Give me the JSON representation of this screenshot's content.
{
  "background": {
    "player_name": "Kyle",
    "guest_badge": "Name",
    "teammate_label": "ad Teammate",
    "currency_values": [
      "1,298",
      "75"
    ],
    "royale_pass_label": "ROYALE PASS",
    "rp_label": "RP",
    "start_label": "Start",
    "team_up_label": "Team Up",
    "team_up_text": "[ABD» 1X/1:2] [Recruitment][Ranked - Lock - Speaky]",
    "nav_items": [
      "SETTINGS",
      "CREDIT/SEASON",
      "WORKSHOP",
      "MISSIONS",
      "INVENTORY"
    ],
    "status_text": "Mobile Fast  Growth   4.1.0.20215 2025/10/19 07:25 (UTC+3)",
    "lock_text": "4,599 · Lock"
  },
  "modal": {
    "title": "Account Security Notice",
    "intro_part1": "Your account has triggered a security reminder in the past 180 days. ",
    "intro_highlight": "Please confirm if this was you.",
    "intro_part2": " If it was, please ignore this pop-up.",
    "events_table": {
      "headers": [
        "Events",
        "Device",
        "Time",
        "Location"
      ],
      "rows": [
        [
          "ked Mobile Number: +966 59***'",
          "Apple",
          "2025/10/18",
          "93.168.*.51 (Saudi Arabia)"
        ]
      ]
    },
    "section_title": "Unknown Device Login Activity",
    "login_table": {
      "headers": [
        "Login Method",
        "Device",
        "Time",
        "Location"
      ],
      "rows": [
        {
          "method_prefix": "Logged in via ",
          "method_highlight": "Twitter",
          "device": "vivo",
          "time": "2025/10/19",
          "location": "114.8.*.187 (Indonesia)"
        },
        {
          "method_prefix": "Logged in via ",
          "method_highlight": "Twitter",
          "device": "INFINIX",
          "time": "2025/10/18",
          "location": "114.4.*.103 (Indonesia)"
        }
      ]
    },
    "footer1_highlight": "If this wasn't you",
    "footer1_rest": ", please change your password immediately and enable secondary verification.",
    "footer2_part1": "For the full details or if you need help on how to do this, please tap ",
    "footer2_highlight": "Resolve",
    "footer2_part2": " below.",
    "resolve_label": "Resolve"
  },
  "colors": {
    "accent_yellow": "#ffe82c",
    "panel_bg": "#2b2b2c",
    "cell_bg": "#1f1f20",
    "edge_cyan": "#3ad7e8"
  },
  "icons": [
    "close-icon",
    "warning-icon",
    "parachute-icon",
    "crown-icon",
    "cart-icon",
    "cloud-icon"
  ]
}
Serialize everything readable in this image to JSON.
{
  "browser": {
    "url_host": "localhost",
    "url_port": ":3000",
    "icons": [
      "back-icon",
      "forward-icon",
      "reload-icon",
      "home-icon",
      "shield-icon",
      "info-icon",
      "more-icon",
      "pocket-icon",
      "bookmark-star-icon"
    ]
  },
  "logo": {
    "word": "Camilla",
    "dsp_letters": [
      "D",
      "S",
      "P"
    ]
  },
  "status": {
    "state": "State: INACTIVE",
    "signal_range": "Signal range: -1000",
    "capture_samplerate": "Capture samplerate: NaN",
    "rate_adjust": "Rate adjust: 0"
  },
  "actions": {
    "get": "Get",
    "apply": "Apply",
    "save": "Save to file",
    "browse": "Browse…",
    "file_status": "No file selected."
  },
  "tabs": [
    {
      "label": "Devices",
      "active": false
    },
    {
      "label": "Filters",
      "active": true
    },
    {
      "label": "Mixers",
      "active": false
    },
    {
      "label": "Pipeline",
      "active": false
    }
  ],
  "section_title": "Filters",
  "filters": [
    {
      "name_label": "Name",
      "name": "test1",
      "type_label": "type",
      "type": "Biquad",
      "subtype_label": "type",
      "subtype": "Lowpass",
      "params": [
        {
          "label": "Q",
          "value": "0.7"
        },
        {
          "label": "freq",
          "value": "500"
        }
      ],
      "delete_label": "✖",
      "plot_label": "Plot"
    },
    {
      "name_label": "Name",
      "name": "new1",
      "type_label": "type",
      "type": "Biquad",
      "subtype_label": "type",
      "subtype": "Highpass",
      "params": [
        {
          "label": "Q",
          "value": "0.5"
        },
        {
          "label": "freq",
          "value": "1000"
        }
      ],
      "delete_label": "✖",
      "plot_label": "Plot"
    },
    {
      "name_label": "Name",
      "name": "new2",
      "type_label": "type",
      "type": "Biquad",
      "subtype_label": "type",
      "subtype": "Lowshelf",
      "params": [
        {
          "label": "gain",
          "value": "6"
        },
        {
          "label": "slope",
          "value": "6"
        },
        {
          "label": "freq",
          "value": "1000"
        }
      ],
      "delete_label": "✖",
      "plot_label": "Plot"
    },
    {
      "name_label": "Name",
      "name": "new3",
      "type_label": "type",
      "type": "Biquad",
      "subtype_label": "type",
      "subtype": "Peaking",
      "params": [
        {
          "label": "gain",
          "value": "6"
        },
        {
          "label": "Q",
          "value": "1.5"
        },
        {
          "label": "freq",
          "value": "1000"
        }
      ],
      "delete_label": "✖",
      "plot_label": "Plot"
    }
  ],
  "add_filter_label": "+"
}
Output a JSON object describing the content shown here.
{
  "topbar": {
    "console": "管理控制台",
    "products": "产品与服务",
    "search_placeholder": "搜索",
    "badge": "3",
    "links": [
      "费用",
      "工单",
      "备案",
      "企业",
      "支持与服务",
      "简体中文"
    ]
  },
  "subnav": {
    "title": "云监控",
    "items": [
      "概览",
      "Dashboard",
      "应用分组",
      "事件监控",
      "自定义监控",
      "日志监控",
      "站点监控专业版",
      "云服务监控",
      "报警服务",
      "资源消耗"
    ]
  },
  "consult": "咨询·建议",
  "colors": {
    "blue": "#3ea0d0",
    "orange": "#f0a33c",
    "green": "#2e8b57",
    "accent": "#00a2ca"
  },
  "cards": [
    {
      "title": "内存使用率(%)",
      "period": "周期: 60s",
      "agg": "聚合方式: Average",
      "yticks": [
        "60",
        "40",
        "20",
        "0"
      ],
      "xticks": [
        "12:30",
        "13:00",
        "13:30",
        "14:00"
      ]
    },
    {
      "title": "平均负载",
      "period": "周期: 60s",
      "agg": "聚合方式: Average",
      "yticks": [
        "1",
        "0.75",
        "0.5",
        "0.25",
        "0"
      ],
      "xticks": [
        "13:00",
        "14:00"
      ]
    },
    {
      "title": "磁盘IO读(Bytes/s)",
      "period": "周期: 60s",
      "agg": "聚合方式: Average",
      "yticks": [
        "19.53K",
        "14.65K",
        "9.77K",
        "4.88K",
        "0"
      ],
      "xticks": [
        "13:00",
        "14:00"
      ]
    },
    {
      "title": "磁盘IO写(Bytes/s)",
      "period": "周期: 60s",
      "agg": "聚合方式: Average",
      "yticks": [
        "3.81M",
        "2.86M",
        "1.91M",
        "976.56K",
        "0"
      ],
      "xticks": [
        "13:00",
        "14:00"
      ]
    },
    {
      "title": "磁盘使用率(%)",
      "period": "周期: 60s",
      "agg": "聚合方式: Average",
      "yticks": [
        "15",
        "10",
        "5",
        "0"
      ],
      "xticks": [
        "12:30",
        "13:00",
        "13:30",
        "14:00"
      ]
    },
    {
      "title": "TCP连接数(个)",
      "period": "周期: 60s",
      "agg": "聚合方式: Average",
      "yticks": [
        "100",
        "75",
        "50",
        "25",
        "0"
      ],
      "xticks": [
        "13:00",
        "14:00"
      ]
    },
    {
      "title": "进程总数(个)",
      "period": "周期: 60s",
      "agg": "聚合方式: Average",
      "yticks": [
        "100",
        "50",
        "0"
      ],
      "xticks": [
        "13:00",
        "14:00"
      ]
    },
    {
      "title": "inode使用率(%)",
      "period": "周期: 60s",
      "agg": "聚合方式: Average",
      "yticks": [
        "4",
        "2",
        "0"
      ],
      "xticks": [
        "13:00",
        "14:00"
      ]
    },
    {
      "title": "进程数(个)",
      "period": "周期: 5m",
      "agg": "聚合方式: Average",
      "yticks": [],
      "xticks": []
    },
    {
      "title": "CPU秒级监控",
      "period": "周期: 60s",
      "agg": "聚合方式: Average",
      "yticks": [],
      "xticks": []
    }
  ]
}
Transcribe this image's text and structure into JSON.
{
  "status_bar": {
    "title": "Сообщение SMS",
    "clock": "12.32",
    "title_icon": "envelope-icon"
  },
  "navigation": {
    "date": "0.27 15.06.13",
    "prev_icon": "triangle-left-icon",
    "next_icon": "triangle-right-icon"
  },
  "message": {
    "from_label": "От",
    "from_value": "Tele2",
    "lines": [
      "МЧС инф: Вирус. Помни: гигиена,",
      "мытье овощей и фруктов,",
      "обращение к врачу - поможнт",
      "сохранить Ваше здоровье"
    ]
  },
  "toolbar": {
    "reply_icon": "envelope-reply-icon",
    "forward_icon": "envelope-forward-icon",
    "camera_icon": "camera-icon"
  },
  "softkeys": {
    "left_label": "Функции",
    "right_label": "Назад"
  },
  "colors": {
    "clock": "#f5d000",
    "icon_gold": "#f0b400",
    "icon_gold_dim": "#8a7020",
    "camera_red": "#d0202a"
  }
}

DO THIS: In the records above, locate the line that contains "Transcribe this image's". Repeat it and every line after it, exactly, and nothing else.

SOLVED PROBLEM:
Transcribe this image's text and structure into JSON.
{
  "status_bar": {
    "title": "Сообщение SMS",
    "clock": "12.32",
    "title_icon": "envelope-icon"
  },
  "navigation": {
    "date": "0.27 15.06.13",
    "prev_icon": "triangle-left-icon",
    "next_icon": "triangle-right-icon"
  },
  "message": {
    "from_label": "От",
    "from_value": "Tele2",
    "lines": [
      "МЧС инф: Вирус. Помни: гигиена,",
      "мытье овощей и фруктов,",
      "обращение к врачу - поможнт",
      "сохранить Ваше здоровье"
    ]
  },
  "toolbar": {
    "reply_icon": "envelope-reply-icon",
    "forward_icon": "envelope-forward-icon",
    "camera_icon": "camera-icon"
  },
  "softkeys": {
    "left_label": "Функции",
    "right_label": "Назад"
  },
  "colors": {
    "clock": "#f5d000",
    "icon_gold": "#f0b400",
    "icon_gold_dim": "#8a7020",
    "camera_red": "#d0202a"
  }
}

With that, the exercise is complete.